▶ **Given records**
**********

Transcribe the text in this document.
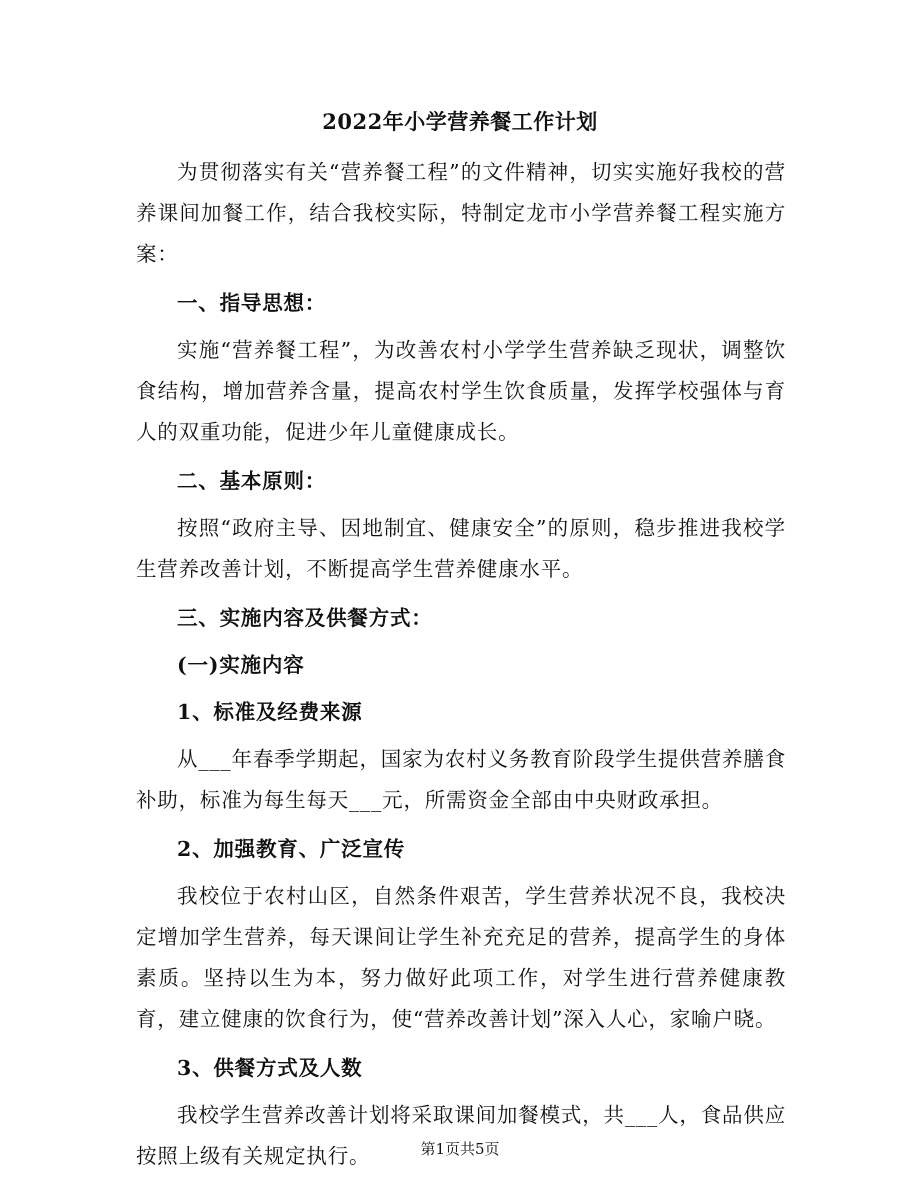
2022年小学营养餐工作计划

为贯彻落实有关“营养餐工程”的文件精神，切实实施好我校的营养课间加餐工作，结合我校实际，特制定龙市小学营养餐工程实施方案：

一、指导思想：

实施“营养餐工程”，为改善农村小学学生营养缺乏现状，调整饮食结构，增加营养含量，提高农村学生饮食质量，发挥学校强体与育人的双重功能，促进少年儿童健康成长。

二、基本原则：

按照“政府主导、因地制宜、健康安全”的原则，稳步推进我校学生营养改善计划，不断提高学生营养健康水平。

三、实施内容及供餐方式：

(一)实施内容

1、标准及经费来源

从___年春季学期起，国家为农村义务教育阶段学生提供营养膳食补助，标准为每生每天___元，所需资金全部由中央财政承担。

2、加强教育、广泛宣传

我校位于农村山区，自然条件艰苦，学生营养状况不良，我校决定增加学生营养，每天课间让学生补充充足的营养，提高学生的身体素质。坚持以生为本，努力做好此项工作，对学生进行营养健康教育，建立健康的饮食行为，使“营养改善计划”深入人心，家喻户晓。

3、供餐方式及人数

我校学生营养改善计划将采取课间加餐模式，共___人，食品供应按照上级有关规定执行。	第1页共5页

**********

▶ **What is asked**
Repeat each entry exactly as it appears; skip any picture.

▶ **Answer to the exercise**
Transcribe the text in this document.
2022年小学营养餐工作计划

为贯彻落实有关“营养餐工程”的文件精神，切实实施好我校的营养课间加餐工作，结合我校实际，特制定龙市小学营养餐工程实施方案：

一、指导思想：

实施“营养餐工程”，为改善农村小学学生营养缺乏现状，调整饮食结构，增加营养含量，提高农村学生饮食质量，发挥学校强体与育人的双重功能，促进少年儿童健康成长。

二、基本原则：

按照“政府主导、因地制宜、健康安全”的原则，稳步推进我校学生营养改善计划，不断提高学生营养健康水平。

三、实施内容及供餐方式：

(一)实施内容

1、标准及经费来源

从___年春季学期起，国家为农村义务教育阶段学生提供营养膳食补助，标准为每生每天___元，所需资金全部由中央财政承担。

2、加强教育、广泛宣传

我校位于农村山区，自然条件艰苦，学生营养状况不良，我校决定增加学生营养，每天课间让学生补充充足的营养，提高学生的身体素质。坚持以生为本，努力做好此项工作，对学生进行营养健康教育，建立健康的饮食行为，使“营养改善计划”深入人心，家喻户晓。

3、供餐方式及人数

我校学生营养改善计划将采取课间加餐模式，共___人，食品供应按照上级有关规定执行。	第1页共5页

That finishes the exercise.